◆ **Listed entries**

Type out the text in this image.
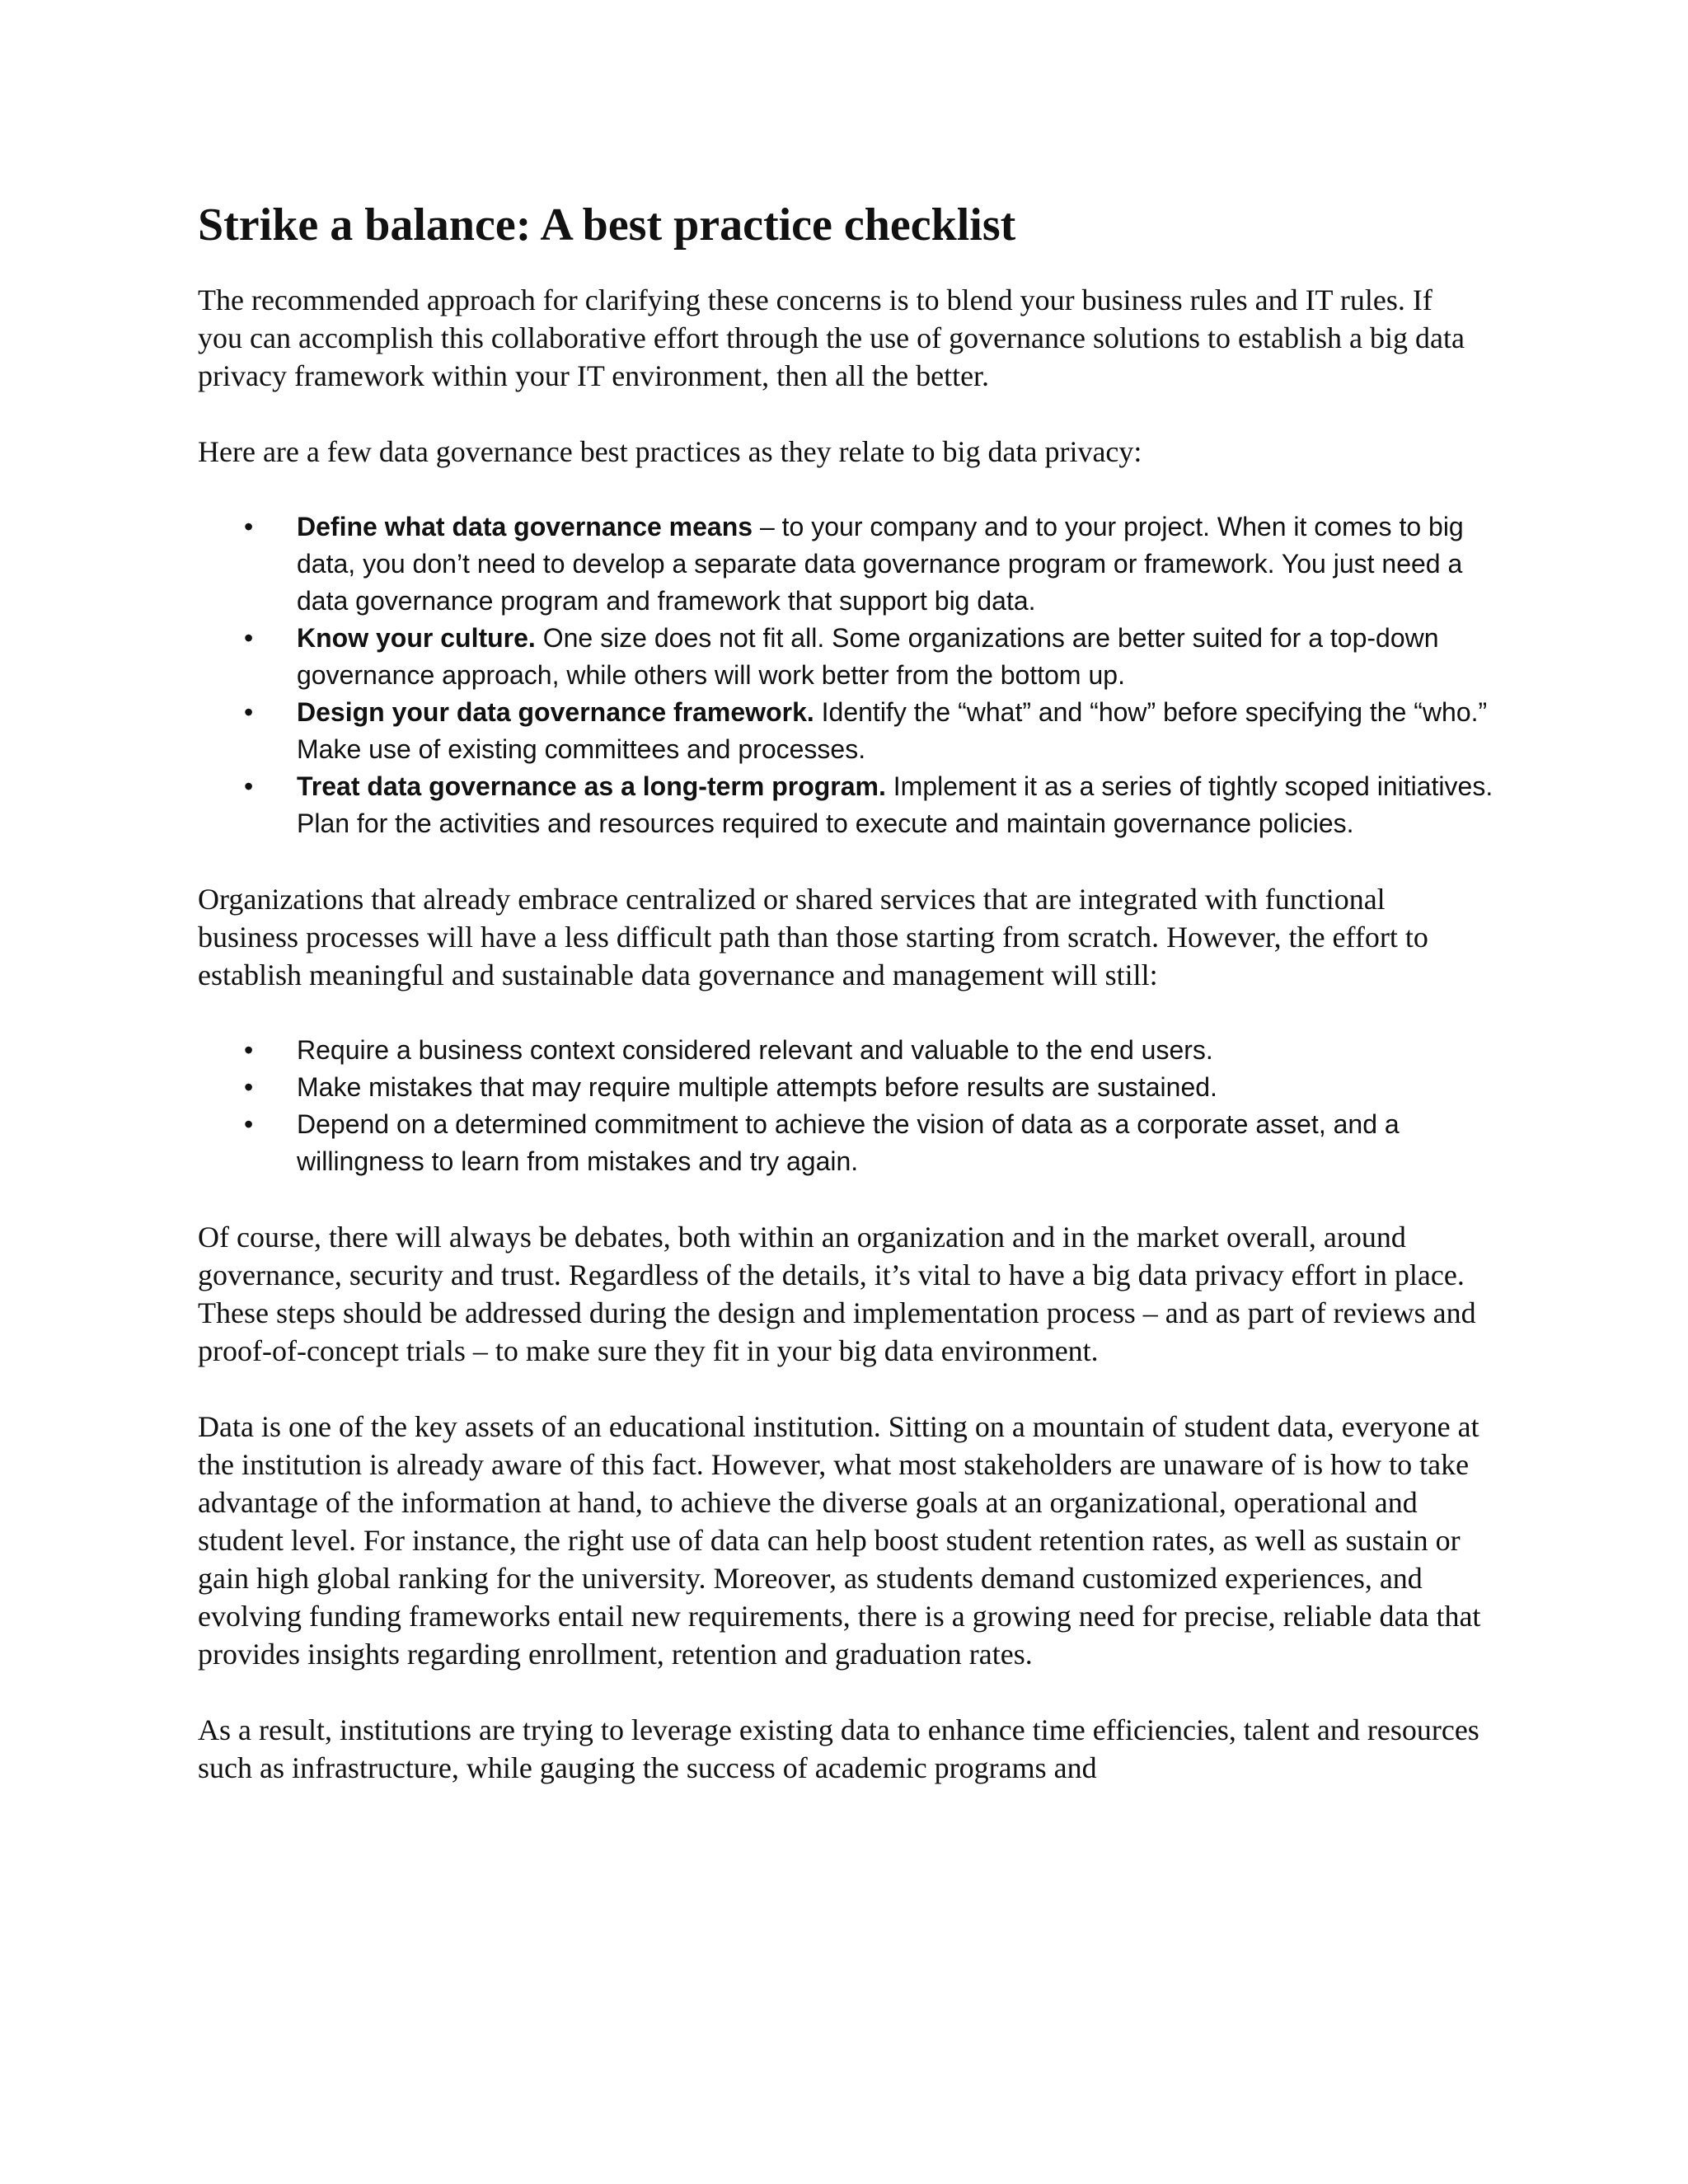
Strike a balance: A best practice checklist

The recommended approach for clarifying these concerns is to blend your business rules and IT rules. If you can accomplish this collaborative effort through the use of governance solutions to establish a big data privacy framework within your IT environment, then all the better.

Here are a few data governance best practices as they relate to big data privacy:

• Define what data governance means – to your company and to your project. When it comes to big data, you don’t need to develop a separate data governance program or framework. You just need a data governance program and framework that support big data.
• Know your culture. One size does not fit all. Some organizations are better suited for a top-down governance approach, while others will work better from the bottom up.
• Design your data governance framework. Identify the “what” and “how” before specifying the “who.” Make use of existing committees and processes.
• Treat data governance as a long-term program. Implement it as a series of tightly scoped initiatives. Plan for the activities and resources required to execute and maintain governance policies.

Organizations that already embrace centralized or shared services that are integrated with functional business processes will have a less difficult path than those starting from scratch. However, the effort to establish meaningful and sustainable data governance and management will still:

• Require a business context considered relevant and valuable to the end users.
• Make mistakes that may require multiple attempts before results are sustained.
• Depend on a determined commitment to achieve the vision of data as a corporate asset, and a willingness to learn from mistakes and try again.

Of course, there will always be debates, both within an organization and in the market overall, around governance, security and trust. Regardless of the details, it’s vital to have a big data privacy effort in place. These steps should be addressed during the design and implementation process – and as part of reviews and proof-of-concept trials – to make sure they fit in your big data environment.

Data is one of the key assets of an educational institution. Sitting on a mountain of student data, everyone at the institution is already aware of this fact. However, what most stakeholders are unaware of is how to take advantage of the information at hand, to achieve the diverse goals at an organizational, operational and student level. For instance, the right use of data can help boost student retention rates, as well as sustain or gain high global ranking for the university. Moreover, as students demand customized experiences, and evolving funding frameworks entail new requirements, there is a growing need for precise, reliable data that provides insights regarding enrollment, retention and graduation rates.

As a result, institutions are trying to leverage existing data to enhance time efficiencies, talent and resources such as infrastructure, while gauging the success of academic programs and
* * *
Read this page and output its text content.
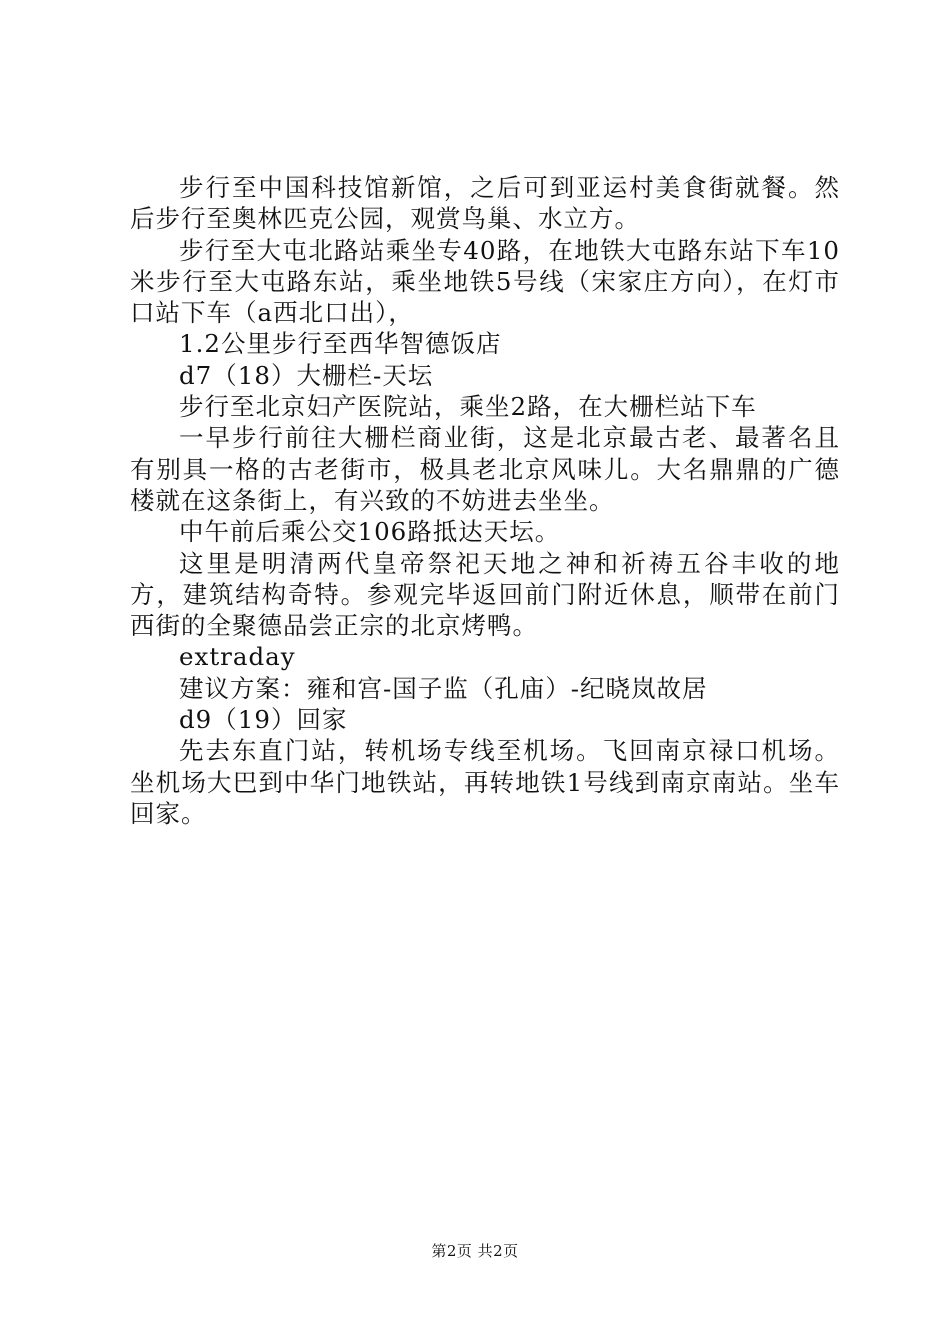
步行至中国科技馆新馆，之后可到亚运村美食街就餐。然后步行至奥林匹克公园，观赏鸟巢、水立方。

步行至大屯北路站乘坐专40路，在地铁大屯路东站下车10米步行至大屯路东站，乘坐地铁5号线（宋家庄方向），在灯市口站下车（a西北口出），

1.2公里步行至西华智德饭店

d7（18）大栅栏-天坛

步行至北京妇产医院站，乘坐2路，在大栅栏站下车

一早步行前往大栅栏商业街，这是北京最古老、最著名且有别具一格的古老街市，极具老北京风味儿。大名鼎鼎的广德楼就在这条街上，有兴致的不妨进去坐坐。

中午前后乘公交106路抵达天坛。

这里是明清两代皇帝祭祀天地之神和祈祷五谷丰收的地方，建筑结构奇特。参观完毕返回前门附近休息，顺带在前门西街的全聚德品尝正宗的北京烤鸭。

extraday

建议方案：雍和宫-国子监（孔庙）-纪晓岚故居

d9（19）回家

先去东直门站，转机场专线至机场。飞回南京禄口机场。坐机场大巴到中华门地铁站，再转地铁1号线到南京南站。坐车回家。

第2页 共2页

◆ **Objective**
Count the lines in the records above that contain the word "while", and give only the number.

◆ **Answer for this exercise**
2